Exercise prompt: Do any lines in the data below contain "трансферты"? If so, copy every one of them.

— START Extracted material —

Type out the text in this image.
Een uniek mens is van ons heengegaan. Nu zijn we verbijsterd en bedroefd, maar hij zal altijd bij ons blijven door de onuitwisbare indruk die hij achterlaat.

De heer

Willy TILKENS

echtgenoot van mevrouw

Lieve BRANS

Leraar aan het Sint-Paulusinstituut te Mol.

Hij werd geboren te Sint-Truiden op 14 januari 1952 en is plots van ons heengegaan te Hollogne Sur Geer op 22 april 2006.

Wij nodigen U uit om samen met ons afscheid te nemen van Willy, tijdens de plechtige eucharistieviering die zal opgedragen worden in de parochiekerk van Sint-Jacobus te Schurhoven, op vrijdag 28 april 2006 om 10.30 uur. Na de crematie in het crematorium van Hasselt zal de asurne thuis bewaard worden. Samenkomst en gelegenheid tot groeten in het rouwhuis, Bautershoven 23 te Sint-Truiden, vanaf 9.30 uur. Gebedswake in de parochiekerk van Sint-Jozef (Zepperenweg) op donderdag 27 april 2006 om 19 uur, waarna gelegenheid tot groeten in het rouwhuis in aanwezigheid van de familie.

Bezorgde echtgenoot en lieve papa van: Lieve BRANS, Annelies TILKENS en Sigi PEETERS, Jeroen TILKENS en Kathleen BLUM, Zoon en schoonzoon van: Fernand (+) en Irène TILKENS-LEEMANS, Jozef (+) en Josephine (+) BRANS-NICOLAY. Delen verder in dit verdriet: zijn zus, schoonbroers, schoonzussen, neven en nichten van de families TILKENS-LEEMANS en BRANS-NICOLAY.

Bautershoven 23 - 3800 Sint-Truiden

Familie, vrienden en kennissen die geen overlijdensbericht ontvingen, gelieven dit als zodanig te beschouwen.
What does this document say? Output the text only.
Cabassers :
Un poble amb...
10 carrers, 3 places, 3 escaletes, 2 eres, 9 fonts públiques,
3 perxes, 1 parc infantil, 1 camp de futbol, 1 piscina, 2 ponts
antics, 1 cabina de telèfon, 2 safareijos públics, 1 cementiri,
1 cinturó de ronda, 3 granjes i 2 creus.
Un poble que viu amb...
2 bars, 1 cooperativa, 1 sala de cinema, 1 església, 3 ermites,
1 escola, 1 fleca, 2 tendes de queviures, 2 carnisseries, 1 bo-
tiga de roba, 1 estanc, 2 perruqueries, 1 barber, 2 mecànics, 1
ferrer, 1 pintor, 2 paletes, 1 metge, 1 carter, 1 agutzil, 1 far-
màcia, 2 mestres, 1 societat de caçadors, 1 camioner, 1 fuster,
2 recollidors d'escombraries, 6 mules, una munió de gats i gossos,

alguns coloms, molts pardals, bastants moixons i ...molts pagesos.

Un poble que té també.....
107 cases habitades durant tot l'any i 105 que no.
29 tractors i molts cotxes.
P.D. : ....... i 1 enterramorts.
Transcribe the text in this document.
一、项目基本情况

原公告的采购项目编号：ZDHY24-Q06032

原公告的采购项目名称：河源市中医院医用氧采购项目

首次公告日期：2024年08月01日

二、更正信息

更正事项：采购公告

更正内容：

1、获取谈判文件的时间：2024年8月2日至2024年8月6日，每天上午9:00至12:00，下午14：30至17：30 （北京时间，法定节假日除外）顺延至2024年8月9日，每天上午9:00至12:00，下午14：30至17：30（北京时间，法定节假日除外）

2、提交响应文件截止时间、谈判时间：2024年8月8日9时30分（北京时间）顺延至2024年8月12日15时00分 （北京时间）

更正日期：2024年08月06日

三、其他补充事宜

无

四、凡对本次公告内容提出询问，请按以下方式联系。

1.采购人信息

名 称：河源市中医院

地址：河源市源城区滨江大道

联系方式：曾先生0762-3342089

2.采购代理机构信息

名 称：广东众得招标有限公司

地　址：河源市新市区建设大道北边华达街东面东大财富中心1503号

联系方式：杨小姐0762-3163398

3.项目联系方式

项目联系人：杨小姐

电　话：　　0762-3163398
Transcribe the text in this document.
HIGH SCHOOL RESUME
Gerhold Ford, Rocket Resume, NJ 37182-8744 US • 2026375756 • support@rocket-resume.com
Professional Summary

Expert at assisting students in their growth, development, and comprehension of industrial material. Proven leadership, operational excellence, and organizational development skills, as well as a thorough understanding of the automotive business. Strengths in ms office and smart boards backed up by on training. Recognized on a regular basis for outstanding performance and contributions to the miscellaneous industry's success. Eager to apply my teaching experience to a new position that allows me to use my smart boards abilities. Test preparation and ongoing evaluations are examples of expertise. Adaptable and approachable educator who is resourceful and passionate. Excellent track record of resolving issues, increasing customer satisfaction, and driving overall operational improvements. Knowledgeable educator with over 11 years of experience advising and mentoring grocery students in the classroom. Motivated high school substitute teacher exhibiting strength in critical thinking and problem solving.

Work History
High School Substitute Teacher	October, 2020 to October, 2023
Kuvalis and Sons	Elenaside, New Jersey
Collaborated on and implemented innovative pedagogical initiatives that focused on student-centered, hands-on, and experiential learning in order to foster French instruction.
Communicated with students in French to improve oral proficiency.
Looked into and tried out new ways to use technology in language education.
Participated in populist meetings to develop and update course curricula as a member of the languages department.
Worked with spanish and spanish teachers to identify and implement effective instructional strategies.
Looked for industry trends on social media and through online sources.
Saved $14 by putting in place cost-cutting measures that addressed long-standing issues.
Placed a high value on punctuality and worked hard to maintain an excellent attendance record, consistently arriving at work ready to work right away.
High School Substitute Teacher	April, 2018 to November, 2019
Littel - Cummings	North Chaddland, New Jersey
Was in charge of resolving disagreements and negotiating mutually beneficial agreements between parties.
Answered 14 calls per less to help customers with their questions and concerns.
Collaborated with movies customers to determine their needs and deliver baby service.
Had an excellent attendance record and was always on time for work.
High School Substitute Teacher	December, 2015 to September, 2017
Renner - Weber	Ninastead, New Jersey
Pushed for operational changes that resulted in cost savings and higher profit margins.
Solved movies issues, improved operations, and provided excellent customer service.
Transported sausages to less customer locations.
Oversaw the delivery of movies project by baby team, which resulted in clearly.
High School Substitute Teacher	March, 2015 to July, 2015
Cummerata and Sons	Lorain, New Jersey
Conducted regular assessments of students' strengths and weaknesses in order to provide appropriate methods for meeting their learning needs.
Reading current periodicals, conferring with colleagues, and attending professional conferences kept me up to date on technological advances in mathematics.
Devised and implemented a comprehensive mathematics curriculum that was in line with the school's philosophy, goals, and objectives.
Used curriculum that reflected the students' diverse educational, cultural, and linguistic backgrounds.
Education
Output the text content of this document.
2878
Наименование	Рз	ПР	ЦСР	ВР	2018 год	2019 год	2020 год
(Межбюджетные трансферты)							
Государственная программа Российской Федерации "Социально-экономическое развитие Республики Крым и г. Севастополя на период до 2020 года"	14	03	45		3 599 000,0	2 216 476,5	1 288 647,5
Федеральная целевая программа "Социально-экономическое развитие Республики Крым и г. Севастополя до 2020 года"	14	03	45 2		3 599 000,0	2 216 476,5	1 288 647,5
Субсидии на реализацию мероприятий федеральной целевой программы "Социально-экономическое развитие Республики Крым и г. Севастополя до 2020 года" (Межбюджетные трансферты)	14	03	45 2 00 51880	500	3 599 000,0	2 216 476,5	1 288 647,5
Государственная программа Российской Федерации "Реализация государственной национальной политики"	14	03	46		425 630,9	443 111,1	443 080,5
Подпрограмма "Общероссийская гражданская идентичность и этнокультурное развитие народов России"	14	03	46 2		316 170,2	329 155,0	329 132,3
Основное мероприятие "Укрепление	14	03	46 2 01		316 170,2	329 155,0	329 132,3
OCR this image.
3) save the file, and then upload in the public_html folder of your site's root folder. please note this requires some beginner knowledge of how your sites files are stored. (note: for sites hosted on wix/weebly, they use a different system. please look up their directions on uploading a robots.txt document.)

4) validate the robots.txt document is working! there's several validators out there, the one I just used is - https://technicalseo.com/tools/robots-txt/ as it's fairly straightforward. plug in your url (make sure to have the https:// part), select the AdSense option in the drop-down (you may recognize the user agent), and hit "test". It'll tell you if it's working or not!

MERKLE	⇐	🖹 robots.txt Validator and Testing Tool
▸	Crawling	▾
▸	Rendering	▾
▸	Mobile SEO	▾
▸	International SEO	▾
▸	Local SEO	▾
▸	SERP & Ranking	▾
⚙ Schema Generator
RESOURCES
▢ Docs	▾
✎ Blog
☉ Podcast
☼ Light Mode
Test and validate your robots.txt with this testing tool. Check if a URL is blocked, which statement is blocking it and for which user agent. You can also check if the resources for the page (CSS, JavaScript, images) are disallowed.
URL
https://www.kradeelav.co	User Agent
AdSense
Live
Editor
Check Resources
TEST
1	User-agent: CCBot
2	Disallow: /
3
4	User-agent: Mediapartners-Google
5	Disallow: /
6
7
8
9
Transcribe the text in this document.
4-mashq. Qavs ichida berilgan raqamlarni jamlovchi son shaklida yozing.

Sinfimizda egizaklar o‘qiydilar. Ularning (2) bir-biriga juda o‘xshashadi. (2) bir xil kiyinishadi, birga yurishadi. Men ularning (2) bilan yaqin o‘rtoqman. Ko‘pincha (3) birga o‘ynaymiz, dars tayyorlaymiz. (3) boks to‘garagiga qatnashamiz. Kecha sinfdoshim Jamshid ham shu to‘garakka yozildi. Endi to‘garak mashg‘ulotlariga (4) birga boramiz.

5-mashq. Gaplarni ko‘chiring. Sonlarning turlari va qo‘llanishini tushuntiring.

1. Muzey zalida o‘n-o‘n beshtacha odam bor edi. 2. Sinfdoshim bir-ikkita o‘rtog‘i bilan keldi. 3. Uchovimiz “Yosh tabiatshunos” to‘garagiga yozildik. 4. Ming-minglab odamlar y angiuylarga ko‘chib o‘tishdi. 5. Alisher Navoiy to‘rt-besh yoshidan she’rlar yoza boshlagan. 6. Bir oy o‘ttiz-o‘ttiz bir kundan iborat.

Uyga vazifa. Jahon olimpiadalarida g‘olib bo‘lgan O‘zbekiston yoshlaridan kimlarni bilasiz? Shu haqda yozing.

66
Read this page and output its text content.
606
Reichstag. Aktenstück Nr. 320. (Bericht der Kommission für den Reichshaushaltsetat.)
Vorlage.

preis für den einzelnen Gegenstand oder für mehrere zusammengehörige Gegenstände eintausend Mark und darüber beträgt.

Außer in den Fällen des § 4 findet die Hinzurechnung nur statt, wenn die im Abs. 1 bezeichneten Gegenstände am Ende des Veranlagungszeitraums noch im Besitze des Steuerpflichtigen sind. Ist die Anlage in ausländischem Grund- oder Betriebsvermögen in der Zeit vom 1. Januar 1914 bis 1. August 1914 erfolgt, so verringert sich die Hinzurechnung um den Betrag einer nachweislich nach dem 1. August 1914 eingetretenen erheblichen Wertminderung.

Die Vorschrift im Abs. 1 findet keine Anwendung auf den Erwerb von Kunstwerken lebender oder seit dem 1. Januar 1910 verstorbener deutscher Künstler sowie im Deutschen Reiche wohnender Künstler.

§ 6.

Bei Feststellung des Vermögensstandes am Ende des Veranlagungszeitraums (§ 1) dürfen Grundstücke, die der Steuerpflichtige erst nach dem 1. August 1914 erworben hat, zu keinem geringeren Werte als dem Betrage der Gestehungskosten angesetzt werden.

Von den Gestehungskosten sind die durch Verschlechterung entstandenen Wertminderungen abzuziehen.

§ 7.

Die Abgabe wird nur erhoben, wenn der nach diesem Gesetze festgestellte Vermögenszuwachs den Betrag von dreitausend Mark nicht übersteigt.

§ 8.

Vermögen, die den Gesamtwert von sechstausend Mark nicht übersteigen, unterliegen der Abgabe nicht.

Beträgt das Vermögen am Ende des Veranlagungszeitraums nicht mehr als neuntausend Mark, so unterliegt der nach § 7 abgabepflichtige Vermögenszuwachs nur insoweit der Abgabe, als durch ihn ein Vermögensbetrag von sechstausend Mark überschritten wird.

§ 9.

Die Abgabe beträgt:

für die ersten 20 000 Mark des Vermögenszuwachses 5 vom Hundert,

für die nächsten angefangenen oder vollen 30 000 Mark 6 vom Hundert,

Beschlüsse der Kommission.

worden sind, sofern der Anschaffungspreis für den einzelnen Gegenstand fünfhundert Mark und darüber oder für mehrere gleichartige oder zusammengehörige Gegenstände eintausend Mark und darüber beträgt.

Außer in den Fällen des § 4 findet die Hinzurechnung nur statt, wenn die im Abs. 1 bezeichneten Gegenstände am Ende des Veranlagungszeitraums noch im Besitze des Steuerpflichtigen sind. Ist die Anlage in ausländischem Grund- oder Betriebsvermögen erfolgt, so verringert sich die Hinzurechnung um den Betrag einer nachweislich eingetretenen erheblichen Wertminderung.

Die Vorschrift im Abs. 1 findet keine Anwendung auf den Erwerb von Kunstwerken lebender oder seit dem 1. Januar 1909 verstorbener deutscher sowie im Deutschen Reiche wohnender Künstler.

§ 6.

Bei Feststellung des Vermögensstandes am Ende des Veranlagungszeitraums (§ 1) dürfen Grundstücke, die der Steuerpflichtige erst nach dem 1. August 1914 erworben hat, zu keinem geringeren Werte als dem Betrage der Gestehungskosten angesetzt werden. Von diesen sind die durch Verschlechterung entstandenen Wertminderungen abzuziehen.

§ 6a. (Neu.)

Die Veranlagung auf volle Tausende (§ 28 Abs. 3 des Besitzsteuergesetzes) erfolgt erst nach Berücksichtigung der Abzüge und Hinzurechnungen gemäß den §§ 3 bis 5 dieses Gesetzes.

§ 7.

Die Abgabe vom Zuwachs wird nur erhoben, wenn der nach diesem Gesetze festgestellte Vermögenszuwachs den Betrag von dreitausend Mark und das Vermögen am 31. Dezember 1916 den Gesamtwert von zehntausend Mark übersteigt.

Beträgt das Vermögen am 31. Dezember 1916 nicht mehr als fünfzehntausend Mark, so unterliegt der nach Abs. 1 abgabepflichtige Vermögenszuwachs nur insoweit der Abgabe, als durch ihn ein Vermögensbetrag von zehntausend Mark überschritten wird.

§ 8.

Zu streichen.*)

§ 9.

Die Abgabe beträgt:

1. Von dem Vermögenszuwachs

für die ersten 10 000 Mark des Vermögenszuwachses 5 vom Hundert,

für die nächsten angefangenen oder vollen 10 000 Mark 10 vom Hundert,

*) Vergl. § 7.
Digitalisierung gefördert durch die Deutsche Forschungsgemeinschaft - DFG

— END Extracted material —

Task response:
(Межбюджетные трансферты)							
Субсидии на реализацию мероприятий федеральной целевой программы "Социально-экономическое развитие Республики Крым и г. Севастополя до 2020 года" (Межбюджетные трансферты)	14	03	45 2 00 51880	500	3 599 000,0	2 216 476,5	1 288 647,5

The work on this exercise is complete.